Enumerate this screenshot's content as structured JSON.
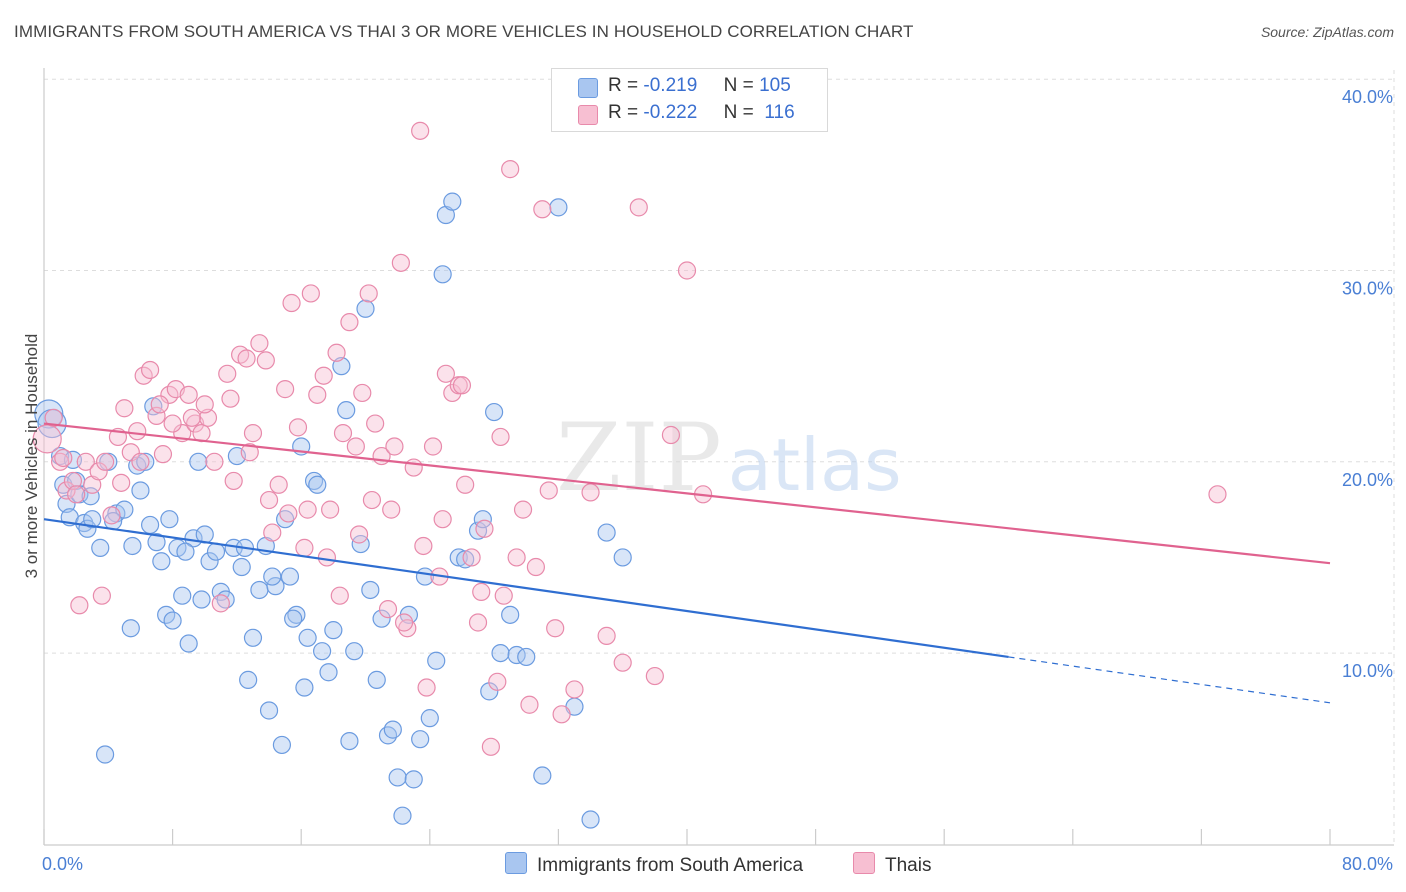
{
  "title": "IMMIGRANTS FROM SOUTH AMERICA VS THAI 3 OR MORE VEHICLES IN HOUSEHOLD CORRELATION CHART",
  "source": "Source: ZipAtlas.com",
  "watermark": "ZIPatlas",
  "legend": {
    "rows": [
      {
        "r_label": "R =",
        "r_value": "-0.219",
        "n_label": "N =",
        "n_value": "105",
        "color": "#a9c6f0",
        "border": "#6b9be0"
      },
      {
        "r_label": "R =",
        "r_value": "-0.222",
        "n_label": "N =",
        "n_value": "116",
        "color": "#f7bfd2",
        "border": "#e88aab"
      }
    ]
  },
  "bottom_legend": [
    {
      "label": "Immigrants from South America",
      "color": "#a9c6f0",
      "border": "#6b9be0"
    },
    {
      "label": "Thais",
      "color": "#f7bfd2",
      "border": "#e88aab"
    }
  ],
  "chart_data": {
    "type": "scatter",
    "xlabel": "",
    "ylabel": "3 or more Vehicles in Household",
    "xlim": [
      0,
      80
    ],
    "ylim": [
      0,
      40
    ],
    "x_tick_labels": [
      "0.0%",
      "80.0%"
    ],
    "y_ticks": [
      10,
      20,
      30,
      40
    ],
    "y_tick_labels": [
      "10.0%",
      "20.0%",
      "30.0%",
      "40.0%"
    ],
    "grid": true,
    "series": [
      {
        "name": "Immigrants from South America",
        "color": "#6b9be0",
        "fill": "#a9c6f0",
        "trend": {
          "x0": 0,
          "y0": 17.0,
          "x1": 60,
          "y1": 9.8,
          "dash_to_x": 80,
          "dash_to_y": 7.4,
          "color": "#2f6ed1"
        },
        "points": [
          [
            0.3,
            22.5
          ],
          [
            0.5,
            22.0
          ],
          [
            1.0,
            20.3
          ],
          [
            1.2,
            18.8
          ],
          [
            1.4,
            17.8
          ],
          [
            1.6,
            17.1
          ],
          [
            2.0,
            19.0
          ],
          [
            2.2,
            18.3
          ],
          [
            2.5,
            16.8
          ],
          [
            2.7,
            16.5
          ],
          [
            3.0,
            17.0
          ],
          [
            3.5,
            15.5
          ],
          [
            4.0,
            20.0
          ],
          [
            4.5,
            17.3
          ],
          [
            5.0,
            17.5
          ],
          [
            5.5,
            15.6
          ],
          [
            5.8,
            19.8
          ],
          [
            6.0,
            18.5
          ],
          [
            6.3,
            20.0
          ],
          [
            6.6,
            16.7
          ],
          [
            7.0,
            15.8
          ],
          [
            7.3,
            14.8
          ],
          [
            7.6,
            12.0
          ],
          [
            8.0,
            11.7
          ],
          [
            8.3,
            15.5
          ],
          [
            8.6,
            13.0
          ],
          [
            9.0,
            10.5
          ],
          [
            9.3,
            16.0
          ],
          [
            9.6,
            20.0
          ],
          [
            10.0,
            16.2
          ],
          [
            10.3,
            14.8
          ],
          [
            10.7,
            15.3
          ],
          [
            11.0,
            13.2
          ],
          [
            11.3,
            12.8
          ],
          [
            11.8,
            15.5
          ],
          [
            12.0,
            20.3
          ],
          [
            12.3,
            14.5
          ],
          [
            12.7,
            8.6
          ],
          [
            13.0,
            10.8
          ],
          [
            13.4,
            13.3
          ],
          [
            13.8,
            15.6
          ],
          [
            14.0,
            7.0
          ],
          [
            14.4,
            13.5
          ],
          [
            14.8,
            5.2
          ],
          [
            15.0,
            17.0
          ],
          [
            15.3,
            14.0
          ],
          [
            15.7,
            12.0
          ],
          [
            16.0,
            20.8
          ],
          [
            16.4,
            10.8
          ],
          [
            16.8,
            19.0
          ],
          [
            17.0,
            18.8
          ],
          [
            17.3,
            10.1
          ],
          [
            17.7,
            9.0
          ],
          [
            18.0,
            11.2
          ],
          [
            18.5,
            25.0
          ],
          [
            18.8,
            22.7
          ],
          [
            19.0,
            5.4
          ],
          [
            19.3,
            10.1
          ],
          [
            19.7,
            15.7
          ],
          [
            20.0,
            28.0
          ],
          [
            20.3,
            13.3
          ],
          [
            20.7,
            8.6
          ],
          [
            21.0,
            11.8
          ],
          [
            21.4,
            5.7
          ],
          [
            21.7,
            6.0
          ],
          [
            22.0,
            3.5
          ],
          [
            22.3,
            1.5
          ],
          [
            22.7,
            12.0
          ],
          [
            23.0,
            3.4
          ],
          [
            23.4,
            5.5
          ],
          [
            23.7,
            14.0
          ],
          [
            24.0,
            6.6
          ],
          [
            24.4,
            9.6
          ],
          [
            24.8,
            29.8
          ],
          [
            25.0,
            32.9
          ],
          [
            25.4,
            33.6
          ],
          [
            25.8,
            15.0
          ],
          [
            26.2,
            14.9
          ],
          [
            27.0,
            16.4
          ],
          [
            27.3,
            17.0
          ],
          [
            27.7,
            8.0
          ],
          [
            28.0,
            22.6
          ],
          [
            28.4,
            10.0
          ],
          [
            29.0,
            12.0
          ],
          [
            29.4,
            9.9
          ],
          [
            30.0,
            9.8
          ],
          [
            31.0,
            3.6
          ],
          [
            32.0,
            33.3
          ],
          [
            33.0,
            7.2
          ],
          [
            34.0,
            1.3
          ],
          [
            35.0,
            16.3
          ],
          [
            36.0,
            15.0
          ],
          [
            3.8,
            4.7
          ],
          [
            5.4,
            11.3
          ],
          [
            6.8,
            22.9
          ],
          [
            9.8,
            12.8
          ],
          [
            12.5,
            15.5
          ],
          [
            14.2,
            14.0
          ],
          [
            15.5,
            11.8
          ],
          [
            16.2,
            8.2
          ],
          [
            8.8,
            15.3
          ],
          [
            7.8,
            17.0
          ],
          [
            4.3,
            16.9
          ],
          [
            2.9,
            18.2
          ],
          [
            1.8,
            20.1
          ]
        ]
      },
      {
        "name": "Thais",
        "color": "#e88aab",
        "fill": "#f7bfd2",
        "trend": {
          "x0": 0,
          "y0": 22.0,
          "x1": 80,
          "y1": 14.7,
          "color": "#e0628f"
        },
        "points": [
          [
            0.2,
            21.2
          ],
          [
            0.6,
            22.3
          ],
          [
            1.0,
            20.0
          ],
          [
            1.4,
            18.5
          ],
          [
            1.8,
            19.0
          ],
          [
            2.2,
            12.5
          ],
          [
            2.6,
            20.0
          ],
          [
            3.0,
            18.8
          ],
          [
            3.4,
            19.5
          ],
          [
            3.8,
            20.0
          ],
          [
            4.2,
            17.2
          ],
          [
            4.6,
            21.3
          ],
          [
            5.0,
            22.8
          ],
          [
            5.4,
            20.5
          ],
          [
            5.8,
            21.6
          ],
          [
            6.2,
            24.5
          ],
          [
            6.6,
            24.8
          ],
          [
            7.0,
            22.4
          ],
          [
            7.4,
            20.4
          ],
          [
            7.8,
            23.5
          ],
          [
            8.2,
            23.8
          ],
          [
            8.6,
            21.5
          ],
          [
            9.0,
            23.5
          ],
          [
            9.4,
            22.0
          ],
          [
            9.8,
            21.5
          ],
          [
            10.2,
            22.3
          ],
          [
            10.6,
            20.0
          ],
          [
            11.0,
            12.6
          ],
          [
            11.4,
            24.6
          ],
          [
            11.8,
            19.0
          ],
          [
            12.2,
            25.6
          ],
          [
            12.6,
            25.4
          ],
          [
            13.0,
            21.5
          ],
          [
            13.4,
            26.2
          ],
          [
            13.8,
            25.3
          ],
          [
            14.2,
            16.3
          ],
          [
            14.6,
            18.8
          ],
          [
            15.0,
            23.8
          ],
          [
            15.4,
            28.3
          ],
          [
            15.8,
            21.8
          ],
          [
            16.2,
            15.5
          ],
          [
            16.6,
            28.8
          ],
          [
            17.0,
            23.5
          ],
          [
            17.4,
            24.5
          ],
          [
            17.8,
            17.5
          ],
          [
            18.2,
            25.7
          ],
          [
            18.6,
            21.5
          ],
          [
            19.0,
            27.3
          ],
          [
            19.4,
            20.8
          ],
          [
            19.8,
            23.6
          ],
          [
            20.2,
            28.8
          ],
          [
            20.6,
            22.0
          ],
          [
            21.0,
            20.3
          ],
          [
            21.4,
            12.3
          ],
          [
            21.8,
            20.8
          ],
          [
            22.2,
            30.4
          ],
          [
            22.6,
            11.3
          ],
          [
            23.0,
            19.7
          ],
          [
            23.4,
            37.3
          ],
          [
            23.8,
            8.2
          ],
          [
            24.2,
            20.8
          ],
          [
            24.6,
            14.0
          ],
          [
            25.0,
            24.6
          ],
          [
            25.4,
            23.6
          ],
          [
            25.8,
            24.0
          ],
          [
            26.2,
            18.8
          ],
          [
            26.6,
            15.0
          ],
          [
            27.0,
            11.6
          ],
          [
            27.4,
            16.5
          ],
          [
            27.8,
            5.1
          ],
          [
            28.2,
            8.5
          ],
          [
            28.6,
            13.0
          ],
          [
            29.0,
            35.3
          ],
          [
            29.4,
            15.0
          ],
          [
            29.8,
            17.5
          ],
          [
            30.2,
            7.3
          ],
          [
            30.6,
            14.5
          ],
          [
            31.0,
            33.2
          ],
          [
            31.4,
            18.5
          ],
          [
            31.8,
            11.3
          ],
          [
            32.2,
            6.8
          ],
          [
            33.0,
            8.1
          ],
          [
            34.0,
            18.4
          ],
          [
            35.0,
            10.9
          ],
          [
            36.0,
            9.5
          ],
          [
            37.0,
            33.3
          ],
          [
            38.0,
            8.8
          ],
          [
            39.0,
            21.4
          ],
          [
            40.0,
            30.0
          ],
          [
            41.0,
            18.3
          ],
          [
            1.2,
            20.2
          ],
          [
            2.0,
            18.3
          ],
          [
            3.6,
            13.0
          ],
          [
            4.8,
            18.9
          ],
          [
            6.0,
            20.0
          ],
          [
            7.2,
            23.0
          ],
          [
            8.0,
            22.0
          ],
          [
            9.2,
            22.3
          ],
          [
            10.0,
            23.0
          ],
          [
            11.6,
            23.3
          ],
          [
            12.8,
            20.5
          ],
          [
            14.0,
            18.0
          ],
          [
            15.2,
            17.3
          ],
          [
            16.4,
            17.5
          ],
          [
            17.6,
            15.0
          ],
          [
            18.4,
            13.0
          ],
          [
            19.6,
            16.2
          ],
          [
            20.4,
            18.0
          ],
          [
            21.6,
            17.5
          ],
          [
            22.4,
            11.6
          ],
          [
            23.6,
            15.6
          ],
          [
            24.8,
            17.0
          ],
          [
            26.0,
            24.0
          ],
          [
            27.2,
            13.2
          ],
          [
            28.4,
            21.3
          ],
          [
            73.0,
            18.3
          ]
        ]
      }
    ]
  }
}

--------------------------------------------------

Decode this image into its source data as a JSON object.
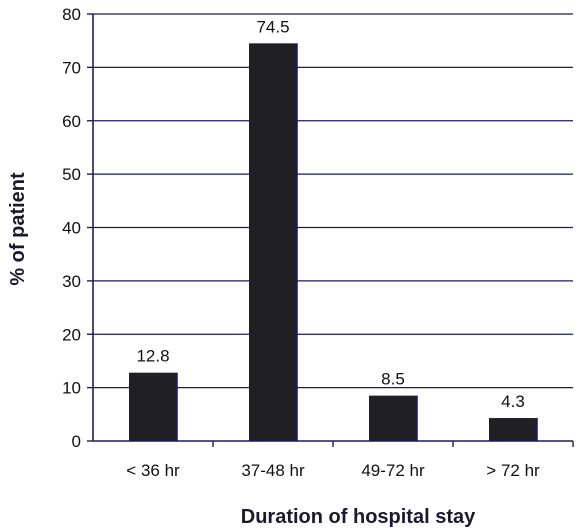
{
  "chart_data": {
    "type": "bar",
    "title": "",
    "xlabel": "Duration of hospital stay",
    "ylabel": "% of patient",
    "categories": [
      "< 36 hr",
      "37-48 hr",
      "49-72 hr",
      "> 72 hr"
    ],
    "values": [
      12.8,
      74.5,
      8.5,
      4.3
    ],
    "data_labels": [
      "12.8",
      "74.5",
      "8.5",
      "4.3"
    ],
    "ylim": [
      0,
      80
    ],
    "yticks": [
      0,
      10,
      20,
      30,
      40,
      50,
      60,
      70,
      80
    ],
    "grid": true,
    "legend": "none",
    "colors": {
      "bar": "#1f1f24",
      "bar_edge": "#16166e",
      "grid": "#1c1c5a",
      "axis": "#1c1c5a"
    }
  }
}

--------------------------------------------------

▶ **Written exercise**
Pick out every line of the listing containing the word "name", and show those lines.

▶ **Task result**
        "name": "Immigrants from South America",
        "name": "Thais",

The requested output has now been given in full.